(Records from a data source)
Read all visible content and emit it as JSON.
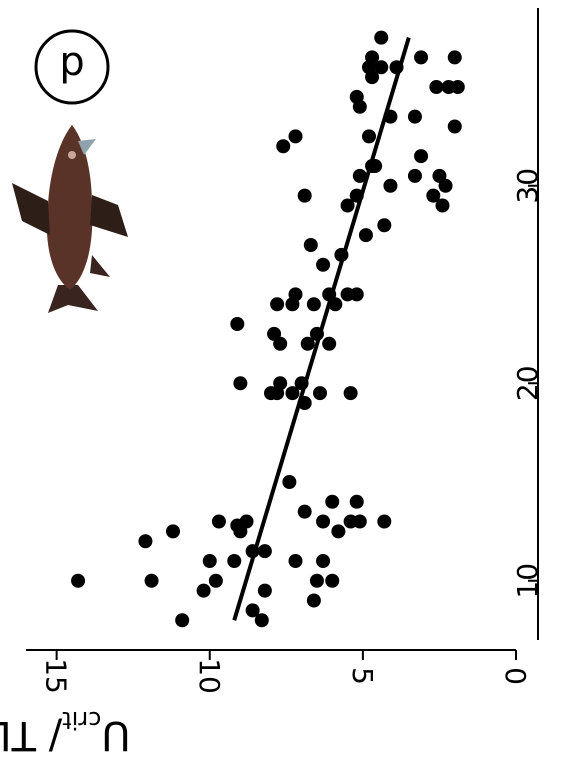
{
  "chart_data": {
    "type": "scatter",
    "title": "",
    "panel_label": "d",
    "ylabel": {
      "main": "U",
      "subscript": "crit",
      "rest": "/ TL"
    },
    "xlabel": "",
    "xlim": [
      7,
      39
    ],
    "ylim": [
      0,
      16
    ],
    "xticks": [
      {
        "value": 10,
        "label": "10"
      },
      {
        "value": 20,
        "label": "20"
      },
      {
        "value": 30,
        "label": "30"
      }
    ],
    "yticks": [
      {
        "value": 0,
        "label": "0"
      },
      {
        "value": 5,
        "label": "5"
      },
      {
        "value": 10,
        "label": "10"
      },
      {
        "value": 15,
        "label": "15"
      }
    ],
    "grid": false,
    "legend": "none",
    "points": [
      {
        "x": 10.0,
        "y": 14.3
      },
      {
        "x": 12.0,
        "y": 12.1
      },
      {
        "x": 10.0,
        "y": 11.9
      },
      {
        "x": 12.5,
        "y": 11.2
      },
      {
        "x": 8.0,
        "y": 10.9
      },
      {
        "x": 9.5,
        "y": 10.2
      },
      {
        "x": 10.0,
        "y": 9.8
      },
      {
        "x": 11.0,
        "y": 10.0
      },
      {
        "x": 11.0,
        "y": 9.2
      },
      {
        "x": 13.0,
        "y": 9.7
      },
      {
        "x": 12.5,
        "y": 9.0
      },
      {
        "x": 13.0,
        "y": 8.8
      },
      {
        "x": 12.8,
        "y": 9.1
      },
      {
        "x": 11.5,
        "y": 8.6
      },
      {
        "x": 11.5,
        "y": 8.2
      },
      {
        "x": 9.5,
        "y": 8.2
      },
      {
        "x": 8.5,
        "y": 8.6
      },
      {
        "x": 8.0,
        "y": 8.3
      },
      {
        "x": 11.0,
        "y": 7.2
      },
      {
        "x": 9.0,
        "y": 6.6
      },
      {
        "x": 10.0,
        "y": 6.5
      },
      {
        "x": 10.0,
        "y": 6.0
      },
      {
        "x": 11.0,
        "y": 6.3
      },
      {
        "x": 13.5,
        "y": 6.9
      },
      {
        "x": 14.0,
        "y": 6.0
      },
      {
        "x": 13.0,
        "y": 6.3
      },
      {
        "x": 12.5,
        "y": 5.8
      },
      {
        "x": 13.0,
        "y": 5.4
      },
      {
        "x": 13.0,
        "y": 5.1
      },
      {
        "x": 14.0,
        "y": 5.2
      },
      {
        "x": 13.0,
        "y": 4.3
      },
      {
        "x": 15.0,
        "y": 7.4
      },
      {
        "x": 19.0,
        "y": 6.9
      },
      {
        "x": 19.5,
        "y": 8.0
      },
      {
        "x": 19.5,
        "y": 7.8
      },
      {
        "x": 20.0,
        "y": 9.0
      },
      {
        "x": 20.0,
        "y": 7.7
      },
      {
        "x": 19.5,
        "y": 7.3
      },
      {
        "x": 20.0,
        "y": 7.0
      },
      {
        "x": 19.5,
        "y": 6.4
      },
      {
        "x": 19.5,
        "y": 5.4
      },
      {
        "x": 22.0,
        "y": 7.7
      },
      {
        "x": 22.0,
        "y": 6.8
      },
      {
        "x": 22.5,
        "y": 7.9
      },
      {
        "x": 22.0,
        "y": 6.1
      },
      {
        "x": 22.5,
        "y": 6.5
      },
      {
        "x": 23.0,
        "y": 9.1
      },
      {
        "x": 24.0,
        "y": 7.8
      },
      {
        "x": 24.0,
        "y": 7.3
      },
      {
        "x": 24.5,
        "y": 7.2
      },
      {
        "x": 24.0,
        "y": 6.6
      },
      {
        "x": 24.5,
        "y": 6.1
      },
      {
        "x": 24.0,
        "y": 5.9
      },
      {
        "x": 24.5,
        "y": 5.5
      },
      {
        "x": 24.5,
        "y": 5.2
      },
      {
        "x": 26.0,
        "y": 6.3
      },
      {
        "x": 26.5,
        "y": 5.7
      },
      {
        "x": 27.0,
        "y": 6.7
      },
      {
        "x": 29.5,
        "y": 6.9
      },
      {
        "x": 29.0,
        "y": 5.5
      },
      {
        "x": 29.5,
        "y": 5.2
      },
      {
        "x": 27.5,
        "y": 4.9
      },
      {
        "x": 28.0,
        "y": 4.3
      },
      {
        "x": 30.5,
        "y": 5.1
      },
      {
        "x": 30.0,
        "y": 4.1
      },
      {
        "x": 31.0,
        "y": 4.6
      },
      {
        "x": 30.5,
        "y": 3.3
      },
      {
        "x": 31.5,
        "y": 3.1
      },
      {
        "x": 29.5,
        "y": 2.7
      },
      {
        "x": 29.0,
        "y": 2.4
      },
      {
        "x": 30.0,
        "y": 2.3
      },
      {
        "x": 30.5,
        "y": 2.5
      },
      {
        "x": 31.0,
        "y": 4.7
      },
      {
        "x": 32.5,
        "y": 7.2
      },
      {
        "x": 32.0,
        "y": 7.6
      },
      {
        "x": 32.5,
        "y": 4.8
      },
      {
        "x": 33.5,
        "y": 4.1
      },
      {
        "x": 33.5,
        "y": 3.3
      },
      {
        "x": 34.0,
        "y": 5.1
      },
      {
        "x": 34.5,
        "y": 5.2
      },
      {
        "x": 33.0,
        "y": 2.0
      },
      {
        "x": 35.0,
        "y": 2.6
      },
      {
        "x": 35.0,
        "y": 2.2
      },
      {
        "x": 35.0,
        "y": 1.9
      },
      {
        "x": 35.5,
        "y": 4.7
      },
      {
        "x": 36.0,
        "y": 4.8
      },
      {
        "x": 36.5,
        "y": 4.7
      },
      {
        "x": 36.0,
        "y": 3.9
      },
      {
        "x": 36.5,
        "y": 3.1
      },
      {
        "x": 36.0,
        "y": 4.4
      },
      {
        "x": 37.5,
        "y": 4.4
      },
      {
        "x": 36.5,
        "y": 2.0
      }
    ],
    "trendline": {
      "x": [
        8,
        37.5
      ],
      "y": [
        9.2,
        3.5
      ]
    }
  }
}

To be done ▸
Without including any pictures, output all the entries above exactly.

Full response ▸
Read all visible content and emit it as JSON.
{
  "chart_data": {
    "type": "scatter",
    "title": "",
    "panel_label": "d",
    "ylabel": {
      "main": "U",
      "subscript": "crit",
      "rest": "/ TL"
    },
    "xlabel": "",
    "xlim": [
      7,
      39
    ],
    "ylim": [
      0,
      16
    ],
    "xticks": [
      {
        "value": 10,
        "label": "10"
      },
      {
        "value": 20,
        "label": "20"
      },
      {
        "value": 30,
        "label": "30"
      }
    ],
    "yticks": [
      {
        "value": 0,
        "label": "0"
      },
      {
        "value": 5,
        "label": "5"
      },
      {
        "value": 10,
        "label": "10"
      },
      {
        "value": 15,
        "label": "15"
      }
    ],
    "grid": false,
    "legend": "none",
    "points": [
      {
        "x": 10.0,
        "y": 14.3
      },
      {
        "x": 12.0,
        "y": 12.1
      },
      {
        "x": 10.0,
        "y": 11.9
      },
      {
        "x": 12.5,
        "y": 11.2
      },
      {
        "x": 8.0,
        "y": 10.9
      },
      {
        "x": 9.5,
        "y": 10.2
      },
      {
        "x": 10.0,
        "y": 9.8
      },
      {
        "x": 11.0,
        "y": 10.0
      },
      {
        "x": 11.0,
        "y": 9.2
      },
      {
        "x": 13.0,
        "y": 9.7
      },
      {
        "x": 12.5,
        "y": 9.0
      },
      {
        "x": 13.0,
        "y": 8.8
      },
      {
        "x": 12.8,
        "y": 9.1
      },
      {
        "x": 11.5,
        "y": 8.6
      },
      {
        "x": 11.5,
        "y": 8.2
      },
      {
        "x": 9.5,
        "y": 8.2
      },
      {
        "x": 8.5,
        "y": 8.6
      },
      {
        "x": 8.0,
        "y": 8.3
      },
      {
        "x": 11.0,
        "y": 7.2
      },
      {
        "x": 9.0,
        "y": 6.6
      },
      {
        "x": 10.0,
        "y": 6.5
      },
      {
        "x": 10.0,
        "y": 6.0
      },
      {
        "x": 11.0,
        "y": 6.3
      },
      {
        "x": 13.5,
        "y": 6.9
      },
      {
        "x": 14.0,
        "y": 6.0
      },
      {
        "x": 13.0,
        "y": 6.3
      },
      {
        "x": 12.5,
        "y": 5.8
      },
      {
        "x": 13.0,
        "y": 5.4
      },
      {
        "x": 13.0,
        "y": 5.1
      },
      {
        "x": 14.0,
        "y": 5.2
      },
      {
        "x": 13.0,
        "y": 4.3
      },
      {
        "x": 15.0,
        "y": 7.4
      },
      {
        "x": 19.0,
        "y": 6.9
      },
      {
        "x": 19.5,
        "y": 8.0
      },
      {
        "x": 19.5,
        "y": 7.8
      },
      {
        "x": 20.0,
        "y": 9.0
      },
      {
        "x": 20.0,
        "y": 7.7
      },
      {
        "x": 19.5,
        "y": 7.3
      },
      {
        "x": 20.0,
        "y": 7.0
      },
      {
        "x": 19.5,
        "y": 6.4
      },
      {
        "x": 19.5,
        "y": 5.4
      },
      {
        "x": 22.0,
        "y": 7.7
      },
      {
        "x": 22.0,
        "y": 6.8
      },
      {
        "x": 22.5,
        "y": 7.9
      },
      {
        "x": 22.0,
        "y": 6.1
      },
      {
        "x": 22.5,
        "y": 6.5
      },
      {
        "x": 23.0,
        "y": 9.1
      },
      {
        "x": 24.0,
        "y": 7.8
      },
      {
        "x": 24.0,
        "y": 7.3
      },
      {
        "x": 24.5,
        "y": 7.2
      },
      {
        "x": 24.0,
        "y": 6.6
      },
      {
        "x": 24.5,
        "y": 6.1
      },
      {
        "x": 24.0,
        "y": 5.9
      },
      {
        "x": 24.5,
        "y": 5.5
      },
      {
        "x": 24.5,
        "y": 5.2
      },
      {
        "x": 26.0,
        "y": 6.3
      },
      {
        "x": 26.5,
        "y": 5.7
      },
      {
        "x": 27.0,
        "y": 6.7
      },
      {
        "x": 29.5,
        "y": 6.9
      },
      {
        "x": 29.0,
        "y": 5.5
      },
      {
        "x": 29.5,
        "y": 5.2
      },
      {
        "x": 27.5,
        "y": 4.9
      },
      {
        "x": 28.0,
        "y": 4.3
      },
      {
        "x": 30.5,
        "y": 5.1
      },
      {
        "x": 30.0,
        "y": 4.1
      },
      {
        "x": 31.0,
        "y": 4.6
      },
      {
        "x": 30.5,
        "y": 3.3
      },
      {
        "x": 31.5,
        "y": 3.1
      },
      {
        "x": 29.5,
        "y": 2.7
      },
      {
        "x": 29.0,
        "y": 2.4
      },
      {
        "x": 30.0,
        "y": 2.3
      },
      {
        "x": 30.5,
        "y": 2.5
      },
      {
        "x": 31.0,
        "y": 4.7
      },
      {
        "x": 32.5,
        "y": 7.2
      },
      {
        "x": 32.0,
        "y": 7.6
      },
      {
        "x": 32.5,
        "y": 4.8
      },
      {
        "x": 33.5,
        "y": 4.1
      },
      {
        "x": 33.5,
        "y": 3.3
      },
      {
        "x": 34.0,
        "y": 5.1
      },
      {
        "x": 34.5,
        "y": 5.2
      },
      {
        "x": 33.0,
        "y": 2.0
      },
      {
        "x": 35.0,
        "y": 2.6
      },
      {
        "x": 35.0,
        "y": 2.2
      },
      {
        "x": 35.0,
        "y": 1.9
      },
      {
        "x": 35.5,
        "y": 4.7
      },
      {
        "x": 36.0,
        "y": 4.8
      },
      {
        "x": 36.5,
        "y": 4.7
      },
      {
        "x": 36.0,
        "y": 3.9
      },
      {
        "x": 36.5,
        "y": 3.1
      },
      {
        "x": 36.0,
        "y": 4.4
      },
      {
        "x": 37.5,
        "y": 4.4
      },
      {
        "x": 36.5,
        "y": 2.0
      }
    ],
    "trendline": {
      "x": [
        8,
        37.5
      ],
      "y": [
        9.2,
        3.5
      ]
    }
  }
}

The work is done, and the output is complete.